OBJECTIVE
Report each line of the data that has "text" somewhere in it.

RECORD SET

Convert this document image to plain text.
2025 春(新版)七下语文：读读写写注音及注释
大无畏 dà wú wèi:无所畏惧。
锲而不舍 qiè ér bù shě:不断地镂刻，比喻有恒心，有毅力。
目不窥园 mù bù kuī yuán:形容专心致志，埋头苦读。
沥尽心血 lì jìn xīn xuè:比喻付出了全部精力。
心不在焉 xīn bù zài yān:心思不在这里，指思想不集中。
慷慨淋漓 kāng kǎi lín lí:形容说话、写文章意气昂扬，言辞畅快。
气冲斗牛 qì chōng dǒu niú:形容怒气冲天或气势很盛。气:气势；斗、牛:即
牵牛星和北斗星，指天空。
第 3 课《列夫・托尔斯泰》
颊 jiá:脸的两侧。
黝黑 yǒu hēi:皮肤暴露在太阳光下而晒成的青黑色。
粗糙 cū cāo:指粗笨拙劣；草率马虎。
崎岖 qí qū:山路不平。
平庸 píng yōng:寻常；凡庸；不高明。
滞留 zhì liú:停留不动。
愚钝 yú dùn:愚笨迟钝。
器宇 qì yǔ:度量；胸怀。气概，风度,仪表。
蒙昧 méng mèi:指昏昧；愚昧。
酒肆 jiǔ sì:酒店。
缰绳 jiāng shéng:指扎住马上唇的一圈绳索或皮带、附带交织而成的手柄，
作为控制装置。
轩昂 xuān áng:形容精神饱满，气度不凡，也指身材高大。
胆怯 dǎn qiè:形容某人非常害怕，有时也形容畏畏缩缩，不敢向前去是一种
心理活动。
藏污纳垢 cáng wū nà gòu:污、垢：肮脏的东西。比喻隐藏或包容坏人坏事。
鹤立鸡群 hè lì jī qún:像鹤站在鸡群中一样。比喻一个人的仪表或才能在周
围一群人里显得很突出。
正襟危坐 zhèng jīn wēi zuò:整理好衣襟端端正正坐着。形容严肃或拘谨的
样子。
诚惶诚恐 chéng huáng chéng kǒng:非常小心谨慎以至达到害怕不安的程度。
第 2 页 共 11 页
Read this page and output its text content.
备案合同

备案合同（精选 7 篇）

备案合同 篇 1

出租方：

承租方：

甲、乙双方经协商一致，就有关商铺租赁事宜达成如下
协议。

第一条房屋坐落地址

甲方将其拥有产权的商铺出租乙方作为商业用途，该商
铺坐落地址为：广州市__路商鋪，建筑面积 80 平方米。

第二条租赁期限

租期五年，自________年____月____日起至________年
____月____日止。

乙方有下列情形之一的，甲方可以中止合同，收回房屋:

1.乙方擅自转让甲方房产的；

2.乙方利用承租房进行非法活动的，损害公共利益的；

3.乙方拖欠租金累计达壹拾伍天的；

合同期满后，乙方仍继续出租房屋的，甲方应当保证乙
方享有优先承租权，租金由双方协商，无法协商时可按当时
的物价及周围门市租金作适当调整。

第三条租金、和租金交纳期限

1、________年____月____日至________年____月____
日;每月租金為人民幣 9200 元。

RESULT FOR THIS EXERCISE
Convert this document image to plain text.
Read this page and output its text content.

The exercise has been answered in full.